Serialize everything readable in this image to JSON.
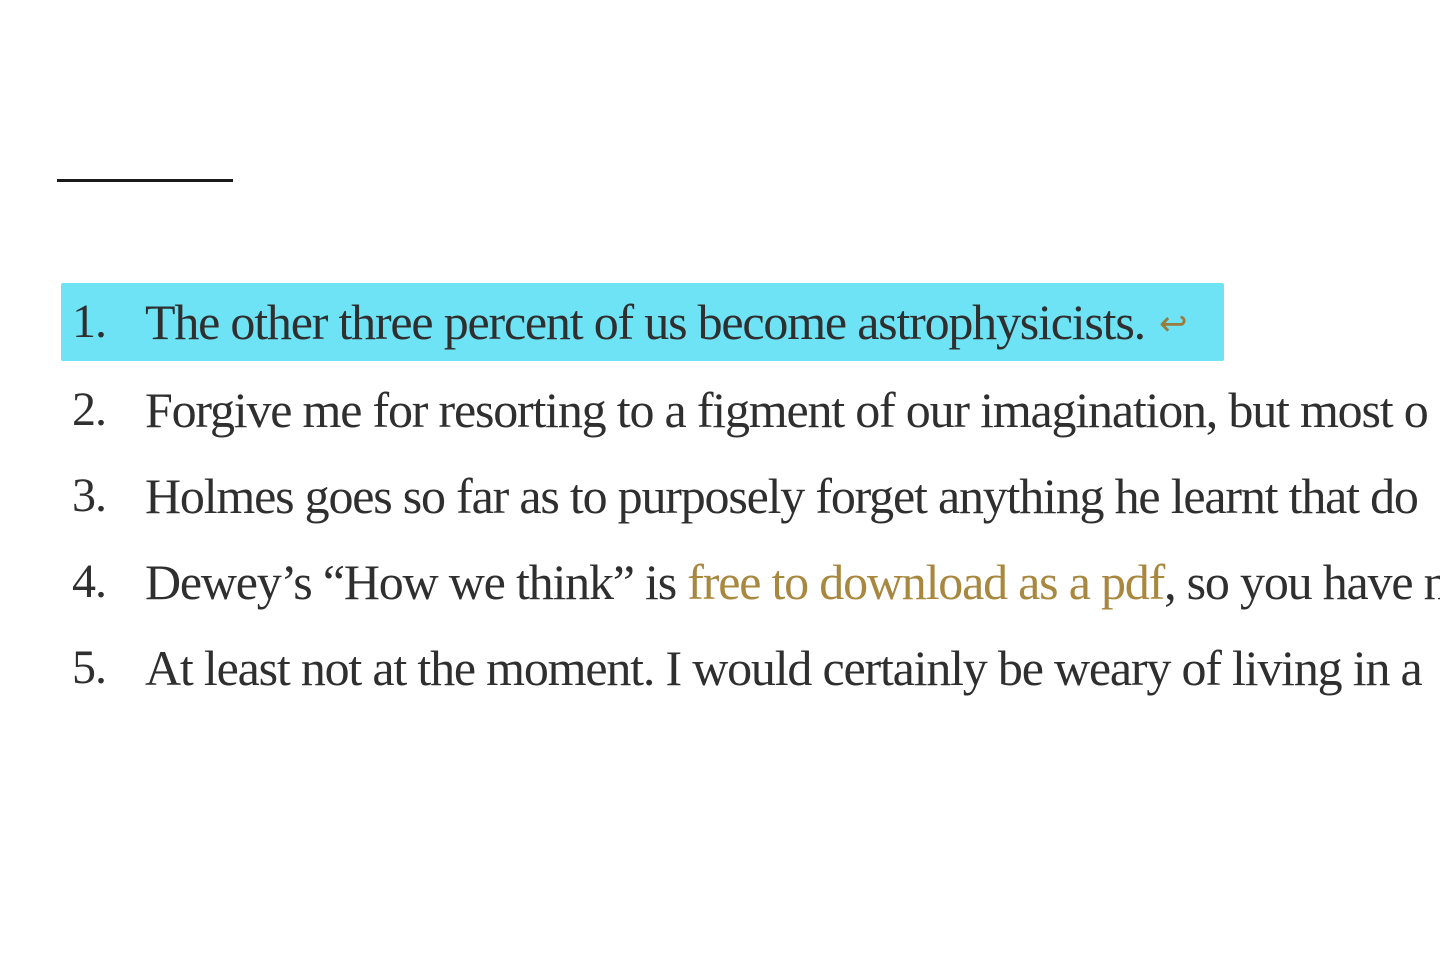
{
  "footnotes": [
    {
      "number": "1.",
      "text": "The other three percent of us become astrophysicists.",
      "backref": "↩"
    },
    {
      "number": "2.",
      "text": "Forgive me for resorting to a figment of our imagination, but most o"
    },
    {
      "number": "3.",
      "text": "Holmes goes so far as to purposely forget anything he learnt that do"
    },
    {
      "number": "4.",
      "text_before": "Dewey’s “How we think” is ",
      "link": "free to download as a pdf",
      "text_after": ", so you have n"
    },
    {
      "number": "5.",
      "text": "At least not at the moment. I would certainly be weary of living in a"
    }
  ],
  "colors": {
    "highlight": "#6fe3f6",
    "link": "#a8873f",
    "text": "#2f2f2f"
  }
}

| EXERCISE AIM |
Copy the records above exactly, omitting every picture.

| FULL OUTPUT |
Serialize everything readable in this image to JSON.
{
  "footnotes": [
    {
      "number": "1.",
      "text": "The other three percent of us become astrophysicists.",
      "backref": "↩"
    },
    {
      "number": "2.",
      "text": "Forgive me for resorting to a figment of our imagination, but most o"
    },
    {
      "number": "3.",
      "text": "Holmes goes so far as to purposely forget anything he learnt that do"
    },
    {
      "number": "4.",
      "text_before": "Dewey’s “How we think” is ",
      "link": "free to download as a pdf",
      "text_after": ", so you have n"
    },
    {
      "number": "5.",
      "text": "At least not at the moment. I would certainly be weary of living in a"
    }
  ],
  "colors": {
    "highlight": "#6fe3f6",
    "link": "#a8873f",
    "text": "#2f2f2f"
  }
}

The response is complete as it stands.